● **Chart and figure data**:
··········

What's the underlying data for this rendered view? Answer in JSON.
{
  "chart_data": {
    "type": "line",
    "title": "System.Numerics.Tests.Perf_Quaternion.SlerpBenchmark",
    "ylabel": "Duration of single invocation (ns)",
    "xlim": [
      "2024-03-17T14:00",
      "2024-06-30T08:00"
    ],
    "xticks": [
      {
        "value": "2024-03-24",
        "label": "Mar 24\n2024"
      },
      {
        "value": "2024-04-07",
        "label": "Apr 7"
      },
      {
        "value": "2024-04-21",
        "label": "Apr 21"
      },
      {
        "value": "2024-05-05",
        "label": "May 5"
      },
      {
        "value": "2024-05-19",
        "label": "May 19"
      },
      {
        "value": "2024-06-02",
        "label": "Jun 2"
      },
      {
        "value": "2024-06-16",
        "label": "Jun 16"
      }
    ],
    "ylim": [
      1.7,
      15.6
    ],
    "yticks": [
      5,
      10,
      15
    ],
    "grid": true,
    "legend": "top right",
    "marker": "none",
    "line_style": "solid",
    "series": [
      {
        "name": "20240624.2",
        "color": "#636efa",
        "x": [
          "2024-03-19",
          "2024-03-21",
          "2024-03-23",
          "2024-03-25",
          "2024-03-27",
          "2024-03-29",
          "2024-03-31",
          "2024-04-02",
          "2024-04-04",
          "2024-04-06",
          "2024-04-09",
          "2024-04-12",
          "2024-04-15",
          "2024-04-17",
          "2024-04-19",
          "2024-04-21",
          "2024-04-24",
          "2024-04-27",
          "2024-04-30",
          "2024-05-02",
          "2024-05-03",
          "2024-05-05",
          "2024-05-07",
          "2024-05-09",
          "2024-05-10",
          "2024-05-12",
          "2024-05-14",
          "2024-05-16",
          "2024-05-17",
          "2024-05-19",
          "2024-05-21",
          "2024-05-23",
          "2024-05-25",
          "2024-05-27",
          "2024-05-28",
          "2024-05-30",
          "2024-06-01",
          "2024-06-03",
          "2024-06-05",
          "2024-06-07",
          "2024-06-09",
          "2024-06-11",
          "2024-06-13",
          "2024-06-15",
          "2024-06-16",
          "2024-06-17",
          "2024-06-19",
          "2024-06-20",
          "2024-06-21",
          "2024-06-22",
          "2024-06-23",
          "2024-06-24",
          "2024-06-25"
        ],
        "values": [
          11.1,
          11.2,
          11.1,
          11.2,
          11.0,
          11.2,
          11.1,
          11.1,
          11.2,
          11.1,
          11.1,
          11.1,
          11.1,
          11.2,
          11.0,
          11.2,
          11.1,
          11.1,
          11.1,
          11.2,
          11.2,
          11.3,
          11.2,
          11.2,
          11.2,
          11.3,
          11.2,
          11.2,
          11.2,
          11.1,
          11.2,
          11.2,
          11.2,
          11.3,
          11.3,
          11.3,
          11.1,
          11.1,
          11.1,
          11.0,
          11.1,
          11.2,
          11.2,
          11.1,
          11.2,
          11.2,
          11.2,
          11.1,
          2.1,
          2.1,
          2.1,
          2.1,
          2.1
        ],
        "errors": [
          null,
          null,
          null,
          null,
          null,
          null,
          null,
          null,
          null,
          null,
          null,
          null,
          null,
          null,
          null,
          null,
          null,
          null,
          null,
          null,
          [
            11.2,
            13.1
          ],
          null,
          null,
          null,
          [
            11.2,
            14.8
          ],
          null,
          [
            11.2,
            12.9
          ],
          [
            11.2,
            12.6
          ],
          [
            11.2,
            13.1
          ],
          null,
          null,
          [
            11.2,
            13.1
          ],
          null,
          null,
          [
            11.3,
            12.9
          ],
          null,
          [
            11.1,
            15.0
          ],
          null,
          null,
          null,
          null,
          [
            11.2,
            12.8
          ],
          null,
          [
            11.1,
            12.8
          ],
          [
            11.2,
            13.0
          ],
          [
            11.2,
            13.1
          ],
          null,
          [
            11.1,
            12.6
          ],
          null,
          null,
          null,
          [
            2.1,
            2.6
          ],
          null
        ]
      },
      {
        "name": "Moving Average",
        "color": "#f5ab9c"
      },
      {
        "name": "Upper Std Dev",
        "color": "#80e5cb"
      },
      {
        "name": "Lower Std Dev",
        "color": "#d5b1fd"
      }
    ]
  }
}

··········

● **Directions**: Single out each line of the records above with the string "color" in it, and copy it.

● **Finished task**:
        "color": "#636efa",
        "color": "#f5ab9c"
        "color": "#80e5cb"
        "color": "#d5b1fd"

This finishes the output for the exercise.